====== MATERIAL

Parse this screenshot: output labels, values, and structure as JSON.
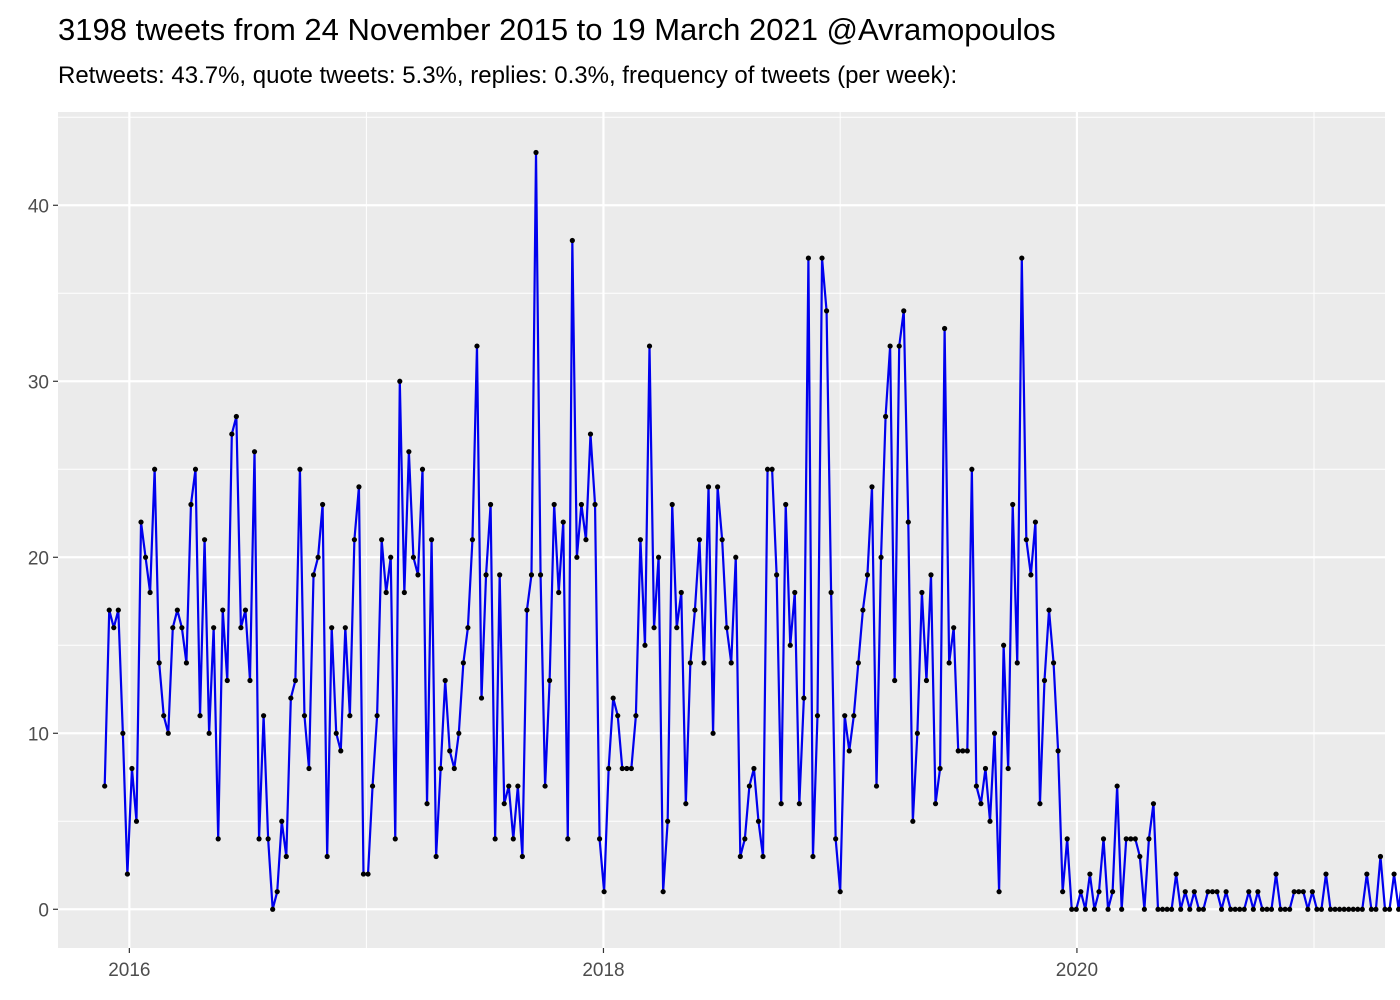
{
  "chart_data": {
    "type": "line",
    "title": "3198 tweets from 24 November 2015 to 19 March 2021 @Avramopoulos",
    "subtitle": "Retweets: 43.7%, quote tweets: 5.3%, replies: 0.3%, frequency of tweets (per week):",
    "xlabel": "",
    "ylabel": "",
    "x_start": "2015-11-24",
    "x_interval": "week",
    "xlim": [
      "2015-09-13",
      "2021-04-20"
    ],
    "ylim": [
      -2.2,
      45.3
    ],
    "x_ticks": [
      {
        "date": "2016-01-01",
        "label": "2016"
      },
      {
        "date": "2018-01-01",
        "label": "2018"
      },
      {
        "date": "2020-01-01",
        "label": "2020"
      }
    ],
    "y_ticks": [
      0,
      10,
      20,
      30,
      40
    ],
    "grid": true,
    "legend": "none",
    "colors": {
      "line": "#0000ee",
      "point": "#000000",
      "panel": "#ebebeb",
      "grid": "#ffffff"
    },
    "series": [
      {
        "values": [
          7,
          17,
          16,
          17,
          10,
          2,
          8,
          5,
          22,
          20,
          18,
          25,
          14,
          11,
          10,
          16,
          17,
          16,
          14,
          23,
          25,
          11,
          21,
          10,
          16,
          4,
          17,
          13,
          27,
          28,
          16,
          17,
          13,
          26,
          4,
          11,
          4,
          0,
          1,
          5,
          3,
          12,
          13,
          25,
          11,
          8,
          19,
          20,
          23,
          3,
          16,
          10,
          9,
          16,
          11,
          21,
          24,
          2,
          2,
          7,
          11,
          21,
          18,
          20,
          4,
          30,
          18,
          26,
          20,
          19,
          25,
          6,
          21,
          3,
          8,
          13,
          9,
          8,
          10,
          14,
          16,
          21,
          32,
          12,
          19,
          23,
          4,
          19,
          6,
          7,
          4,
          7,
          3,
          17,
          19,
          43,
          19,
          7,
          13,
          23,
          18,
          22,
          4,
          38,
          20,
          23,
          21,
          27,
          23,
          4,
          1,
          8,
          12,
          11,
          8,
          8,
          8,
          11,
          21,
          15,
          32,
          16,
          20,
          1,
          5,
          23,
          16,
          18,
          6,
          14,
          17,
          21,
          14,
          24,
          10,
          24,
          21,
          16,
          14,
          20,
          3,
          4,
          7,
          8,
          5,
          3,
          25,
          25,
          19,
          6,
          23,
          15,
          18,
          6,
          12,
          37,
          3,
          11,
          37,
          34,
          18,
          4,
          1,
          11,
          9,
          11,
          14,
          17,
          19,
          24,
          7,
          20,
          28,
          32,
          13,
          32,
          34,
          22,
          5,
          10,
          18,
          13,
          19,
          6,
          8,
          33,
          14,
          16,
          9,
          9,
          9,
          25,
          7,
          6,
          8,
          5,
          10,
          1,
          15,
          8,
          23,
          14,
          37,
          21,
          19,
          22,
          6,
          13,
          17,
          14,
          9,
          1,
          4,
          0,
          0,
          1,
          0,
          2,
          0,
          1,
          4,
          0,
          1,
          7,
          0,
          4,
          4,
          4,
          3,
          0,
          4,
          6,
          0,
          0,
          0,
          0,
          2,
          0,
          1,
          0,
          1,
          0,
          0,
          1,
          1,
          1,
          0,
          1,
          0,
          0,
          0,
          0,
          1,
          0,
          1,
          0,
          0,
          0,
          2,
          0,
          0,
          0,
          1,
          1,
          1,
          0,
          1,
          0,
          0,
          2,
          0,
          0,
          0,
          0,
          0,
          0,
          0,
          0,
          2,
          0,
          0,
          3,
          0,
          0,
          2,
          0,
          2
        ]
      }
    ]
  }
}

============

EXERCISE INSTRUCTIONS => Look above for lines with the word "tweets" and copy them all.

PROBLEM SOLUTION =>
    "title": "3198 tweets from 24 November 2015 to 19 March 2021 @Avramopoulos",
    "subtitle": "Retweets: 43.7%, quote tweets: 5.3%, replies: 0.3%, frequency of tweets (per week):",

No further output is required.